**MATERIAL SUPPLIED:**
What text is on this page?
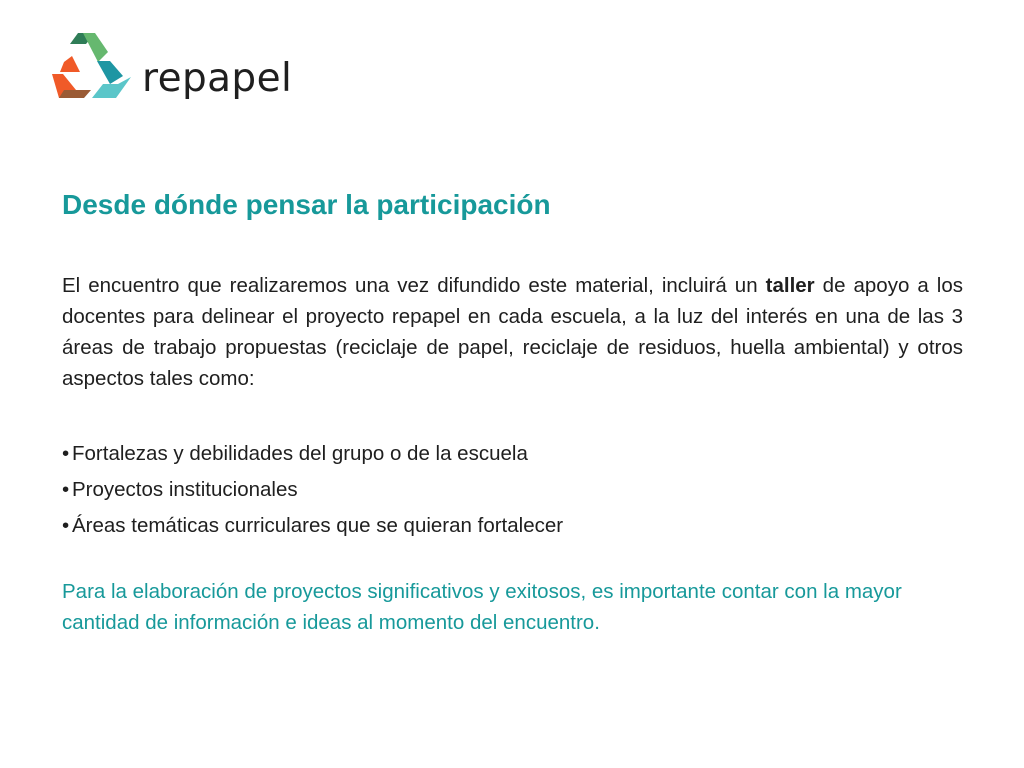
repapel
Desde dónde pensar la participación

El encuentro que realizaremos una vez difundido este material, incluirá un taller de apoyo a los docentes para delinear el proyecto repapel en cada escuela, a la luz del interés en una de las 3 áreas de trabajo propuestas (reciclaje de papel, reciclaje de residuos, huella ambiental) y otros aspectos tales como:

• Fortalezas y debilidades del grupo o de la escuela
• Proyectos institucionales
• Áreas temáticas curriculares que se quieran fortalecer

Para la elaboración de proyectos significativos y exitosos, es importante contar con la mayor cantidad de información e ideas al momento del encuentro.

**GIVEN TASK:** Omit the pictures. Transcribe every record exactly.

**WORKED SOLUTION:**
What text is on this page?
repapel
Desde dónde pensar la participación

El encuentro que realizaremos una vez difundido este material, incluirá un taller de apoyo a los docentes para delinear el proyecto repapel en cada escuela, a la luz del interés en una de las 3 áreas de trabajo propuestas (reciclaje de papel, reciclaje de residuos, huella ambiental) y otros aspectos tales como:

• Fortalezas y debilidades del grupo o de la escuela
• Proyectos institucionales
• Áreas temáticas curriculares que se quieran fortalecer

Para la elaboración de proyectos significativos y exitosos, es importante contar con la mayor cantidad de información e ideas al momento del encuentro.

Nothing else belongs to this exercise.